## What you are asked to do
Gather every line in the items below that contains the word "reinforcement", and copy each such line in full.

## Materials provided
= = = = =

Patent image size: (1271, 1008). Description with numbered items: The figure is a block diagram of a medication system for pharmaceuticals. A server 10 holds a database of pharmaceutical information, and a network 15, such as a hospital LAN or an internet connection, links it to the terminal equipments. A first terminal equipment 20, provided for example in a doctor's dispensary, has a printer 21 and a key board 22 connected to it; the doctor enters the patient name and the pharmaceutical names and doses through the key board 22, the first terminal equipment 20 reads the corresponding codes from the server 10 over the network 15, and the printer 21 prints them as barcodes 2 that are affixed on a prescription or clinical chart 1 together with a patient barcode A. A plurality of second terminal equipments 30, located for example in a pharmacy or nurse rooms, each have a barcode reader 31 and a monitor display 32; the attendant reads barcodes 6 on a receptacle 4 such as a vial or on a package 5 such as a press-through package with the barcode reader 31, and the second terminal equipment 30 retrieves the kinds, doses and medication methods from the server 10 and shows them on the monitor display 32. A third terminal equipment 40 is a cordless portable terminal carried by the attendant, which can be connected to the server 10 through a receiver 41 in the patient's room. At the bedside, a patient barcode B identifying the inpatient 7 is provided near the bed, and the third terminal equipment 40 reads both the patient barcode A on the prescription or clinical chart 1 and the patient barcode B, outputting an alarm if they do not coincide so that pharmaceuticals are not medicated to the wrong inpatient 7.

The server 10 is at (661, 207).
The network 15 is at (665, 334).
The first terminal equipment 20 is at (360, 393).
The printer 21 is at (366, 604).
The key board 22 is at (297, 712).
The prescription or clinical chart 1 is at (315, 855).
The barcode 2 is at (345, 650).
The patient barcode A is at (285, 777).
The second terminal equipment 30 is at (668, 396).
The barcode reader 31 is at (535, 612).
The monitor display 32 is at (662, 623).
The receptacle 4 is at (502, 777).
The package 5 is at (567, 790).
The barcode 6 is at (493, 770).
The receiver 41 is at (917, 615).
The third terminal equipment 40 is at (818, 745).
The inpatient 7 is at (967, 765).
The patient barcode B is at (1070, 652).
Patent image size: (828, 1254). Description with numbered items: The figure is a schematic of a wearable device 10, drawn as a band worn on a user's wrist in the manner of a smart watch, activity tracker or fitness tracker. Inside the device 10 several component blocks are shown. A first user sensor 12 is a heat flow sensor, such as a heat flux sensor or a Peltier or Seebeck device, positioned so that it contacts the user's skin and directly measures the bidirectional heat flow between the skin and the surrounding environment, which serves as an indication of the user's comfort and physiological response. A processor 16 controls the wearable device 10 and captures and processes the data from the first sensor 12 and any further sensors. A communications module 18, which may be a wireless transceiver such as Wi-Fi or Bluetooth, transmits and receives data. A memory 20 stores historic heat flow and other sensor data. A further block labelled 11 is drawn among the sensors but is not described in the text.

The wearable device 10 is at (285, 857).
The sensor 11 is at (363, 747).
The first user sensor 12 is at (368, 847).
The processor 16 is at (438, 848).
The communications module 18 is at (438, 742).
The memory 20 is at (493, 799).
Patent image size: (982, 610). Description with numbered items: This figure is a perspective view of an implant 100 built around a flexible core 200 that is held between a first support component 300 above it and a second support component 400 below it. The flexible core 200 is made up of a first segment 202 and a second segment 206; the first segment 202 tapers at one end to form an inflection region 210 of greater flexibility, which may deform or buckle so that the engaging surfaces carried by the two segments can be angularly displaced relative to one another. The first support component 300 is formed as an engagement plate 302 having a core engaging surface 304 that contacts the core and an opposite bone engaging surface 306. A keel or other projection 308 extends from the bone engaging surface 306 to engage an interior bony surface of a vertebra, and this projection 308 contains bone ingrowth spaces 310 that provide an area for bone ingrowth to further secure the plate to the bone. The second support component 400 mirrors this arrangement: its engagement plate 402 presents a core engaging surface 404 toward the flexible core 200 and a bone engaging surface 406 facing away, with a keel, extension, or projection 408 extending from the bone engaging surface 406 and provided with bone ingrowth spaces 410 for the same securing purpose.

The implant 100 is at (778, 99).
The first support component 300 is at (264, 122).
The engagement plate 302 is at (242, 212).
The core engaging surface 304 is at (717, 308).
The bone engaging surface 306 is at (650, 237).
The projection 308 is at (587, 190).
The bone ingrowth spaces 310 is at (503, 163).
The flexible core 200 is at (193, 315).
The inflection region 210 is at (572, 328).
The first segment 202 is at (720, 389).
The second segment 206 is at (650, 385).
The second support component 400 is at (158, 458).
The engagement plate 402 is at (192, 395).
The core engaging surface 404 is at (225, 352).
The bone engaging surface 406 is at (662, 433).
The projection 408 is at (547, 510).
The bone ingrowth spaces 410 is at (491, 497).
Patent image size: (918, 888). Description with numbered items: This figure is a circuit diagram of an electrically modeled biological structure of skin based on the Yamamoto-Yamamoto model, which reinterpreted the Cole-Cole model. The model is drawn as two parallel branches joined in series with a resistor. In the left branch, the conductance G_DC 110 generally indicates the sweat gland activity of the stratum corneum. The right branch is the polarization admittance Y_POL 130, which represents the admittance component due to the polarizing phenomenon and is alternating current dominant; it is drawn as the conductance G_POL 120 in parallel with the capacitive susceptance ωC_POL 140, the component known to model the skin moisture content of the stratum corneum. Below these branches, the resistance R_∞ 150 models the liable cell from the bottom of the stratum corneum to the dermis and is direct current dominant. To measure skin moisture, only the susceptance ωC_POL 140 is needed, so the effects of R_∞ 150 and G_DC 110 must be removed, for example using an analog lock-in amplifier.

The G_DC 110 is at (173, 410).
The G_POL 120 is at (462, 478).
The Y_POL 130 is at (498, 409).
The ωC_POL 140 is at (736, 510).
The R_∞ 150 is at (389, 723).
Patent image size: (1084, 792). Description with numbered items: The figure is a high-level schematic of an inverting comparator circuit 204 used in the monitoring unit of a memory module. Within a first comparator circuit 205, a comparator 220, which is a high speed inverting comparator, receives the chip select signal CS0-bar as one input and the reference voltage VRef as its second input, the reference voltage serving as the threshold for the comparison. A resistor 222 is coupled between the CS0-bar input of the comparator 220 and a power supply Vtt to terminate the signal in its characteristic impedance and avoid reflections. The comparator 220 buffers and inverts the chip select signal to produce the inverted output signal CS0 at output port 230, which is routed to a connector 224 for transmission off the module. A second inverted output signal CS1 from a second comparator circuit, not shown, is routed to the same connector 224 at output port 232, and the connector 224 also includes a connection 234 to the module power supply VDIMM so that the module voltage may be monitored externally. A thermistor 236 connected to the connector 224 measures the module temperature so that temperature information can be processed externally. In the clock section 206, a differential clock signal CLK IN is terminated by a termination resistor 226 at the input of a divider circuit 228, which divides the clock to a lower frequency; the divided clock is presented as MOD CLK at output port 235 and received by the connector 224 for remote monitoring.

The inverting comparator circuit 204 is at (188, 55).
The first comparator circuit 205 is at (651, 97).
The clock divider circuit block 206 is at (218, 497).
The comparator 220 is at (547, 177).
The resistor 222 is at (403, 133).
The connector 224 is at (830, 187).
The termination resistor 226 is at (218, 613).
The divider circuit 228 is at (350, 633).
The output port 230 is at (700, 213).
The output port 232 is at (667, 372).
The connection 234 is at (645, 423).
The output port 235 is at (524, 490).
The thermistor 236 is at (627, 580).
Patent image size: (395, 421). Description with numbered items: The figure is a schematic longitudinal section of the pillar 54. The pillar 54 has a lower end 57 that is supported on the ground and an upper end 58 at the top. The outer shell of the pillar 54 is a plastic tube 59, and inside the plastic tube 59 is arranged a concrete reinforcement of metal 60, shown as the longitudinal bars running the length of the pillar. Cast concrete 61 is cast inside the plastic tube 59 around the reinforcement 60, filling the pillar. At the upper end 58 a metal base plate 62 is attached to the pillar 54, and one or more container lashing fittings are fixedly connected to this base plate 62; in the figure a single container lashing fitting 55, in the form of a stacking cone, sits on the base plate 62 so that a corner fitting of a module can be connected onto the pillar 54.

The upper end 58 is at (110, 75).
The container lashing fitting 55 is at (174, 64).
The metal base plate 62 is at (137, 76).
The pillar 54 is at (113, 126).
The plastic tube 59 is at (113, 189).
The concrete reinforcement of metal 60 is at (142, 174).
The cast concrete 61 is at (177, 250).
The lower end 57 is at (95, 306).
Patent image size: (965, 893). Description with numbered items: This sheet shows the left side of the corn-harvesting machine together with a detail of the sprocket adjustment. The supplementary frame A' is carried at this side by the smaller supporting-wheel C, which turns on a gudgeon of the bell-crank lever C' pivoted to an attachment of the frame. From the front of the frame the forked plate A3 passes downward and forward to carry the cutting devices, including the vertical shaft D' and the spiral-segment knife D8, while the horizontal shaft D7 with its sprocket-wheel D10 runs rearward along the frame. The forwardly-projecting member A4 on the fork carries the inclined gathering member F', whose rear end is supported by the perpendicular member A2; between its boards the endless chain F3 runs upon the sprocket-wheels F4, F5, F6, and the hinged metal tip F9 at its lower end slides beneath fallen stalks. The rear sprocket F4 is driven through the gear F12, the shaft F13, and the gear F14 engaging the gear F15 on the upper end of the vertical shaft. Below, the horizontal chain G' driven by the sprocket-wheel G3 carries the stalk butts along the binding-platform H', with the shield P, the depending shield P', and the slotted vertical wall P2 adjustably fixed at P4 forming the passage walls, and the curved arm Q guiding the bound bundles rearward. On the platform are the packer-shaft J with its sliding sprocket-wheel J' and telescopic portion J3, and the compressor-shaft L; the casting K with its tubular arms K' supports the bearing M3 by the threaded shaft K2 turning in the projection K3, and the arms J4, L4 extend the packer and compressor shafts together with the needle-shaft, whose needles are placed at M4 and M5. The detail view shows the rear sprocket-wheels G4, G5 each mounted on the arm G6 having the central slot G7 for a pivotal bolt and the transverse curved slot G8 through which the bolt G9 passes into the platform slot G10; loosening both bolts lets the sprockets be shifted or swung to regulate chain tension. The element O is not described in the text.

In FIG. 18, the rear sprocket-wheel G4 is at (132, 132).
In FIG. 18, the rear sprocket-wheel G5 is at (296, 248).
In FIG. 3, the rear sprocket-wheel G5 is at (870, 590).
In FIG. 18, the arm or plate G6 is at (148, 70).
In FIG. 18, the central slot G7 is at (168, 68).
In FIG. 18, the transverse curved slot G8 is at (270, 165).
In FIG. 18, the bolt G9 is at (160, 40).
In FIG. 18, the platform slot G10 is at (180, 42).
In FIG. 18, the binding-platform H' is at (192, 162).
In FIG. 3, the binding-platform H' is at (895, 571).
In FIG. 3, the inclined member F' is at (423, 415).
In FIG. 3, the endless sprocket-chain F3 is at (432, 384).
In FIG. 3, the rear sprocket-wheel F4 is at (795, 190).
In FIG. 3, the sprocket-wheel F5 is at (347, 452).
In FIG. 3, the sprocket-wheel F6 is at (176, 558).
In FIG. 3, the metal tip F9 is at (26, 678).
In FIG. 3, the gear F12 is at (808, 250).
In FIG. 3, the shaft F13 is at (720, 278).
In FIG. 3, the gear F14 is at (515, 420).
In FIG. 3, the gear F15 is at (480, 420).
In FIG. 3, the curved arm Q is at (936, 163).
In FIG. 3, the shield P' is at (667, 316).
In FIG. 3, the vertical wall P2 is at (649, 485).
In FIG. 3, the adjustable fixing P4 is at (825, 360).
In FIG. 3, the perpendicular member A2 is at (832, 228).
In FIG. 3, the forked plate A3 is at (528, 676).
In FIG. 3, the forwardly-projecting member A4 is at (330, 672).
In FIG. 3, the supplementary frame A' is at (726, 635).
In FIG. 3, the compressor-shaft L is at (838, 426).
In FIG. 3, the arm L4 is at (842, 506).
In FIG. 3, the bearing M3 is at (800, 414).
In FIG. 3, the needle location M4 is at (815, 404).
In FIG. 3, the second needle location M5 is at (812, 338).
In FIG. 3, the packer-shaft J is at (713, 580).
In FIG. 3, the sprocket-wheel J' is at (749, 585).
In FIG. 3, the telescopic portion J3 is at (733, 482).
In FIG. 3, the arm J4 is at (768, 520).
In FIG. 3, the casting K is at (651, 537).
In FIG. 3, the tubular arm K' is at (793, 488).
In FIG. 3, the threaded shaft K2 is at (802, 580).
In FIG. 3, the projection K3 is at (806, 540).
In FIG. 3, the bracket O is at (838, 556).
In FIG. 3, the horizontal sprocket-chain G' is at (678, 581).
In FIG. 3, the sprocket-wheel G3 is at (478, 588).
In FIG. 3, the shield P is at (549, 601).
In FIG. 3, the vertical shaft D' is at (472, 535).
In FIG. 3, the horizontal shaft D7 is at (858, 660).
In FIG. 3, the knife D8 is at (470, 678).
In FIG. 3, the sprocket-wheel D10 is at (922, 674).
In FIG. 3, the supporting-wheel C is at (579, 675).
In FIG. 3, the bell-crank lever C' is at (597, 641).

= = = = =

## Task response
Patent image size: (395, 421). Description with numbered items: The figure is a schematic longitudinal section of the pillar 54. The pillar 54 has a lower end 57 that is supported on the ground and an upper end 58 at the top. The outer shell of the pillar 54 is a plastic tube 59, and inside the plastic tube 59 is arranged a concrete reinforcement of metal 60, shown as the longitudinal bars running the length of the pillar. Cast concrete 61 is cast inside the plastic tube 59 around the reinforcement 60, filling the pillar. At the upper end 58 a metal base plate 62 is attached to the pillar 54, and one or more container lashing fittings are fixedly connected to this base plate 62; in the figure a single container lashing fitting 55, in the form of a stacking cone, sits on the base plate 62 so that a corner fitting of a module can be connected onto the pillar 54.
The concrete reinforcement of metal 60 is at (142, 174).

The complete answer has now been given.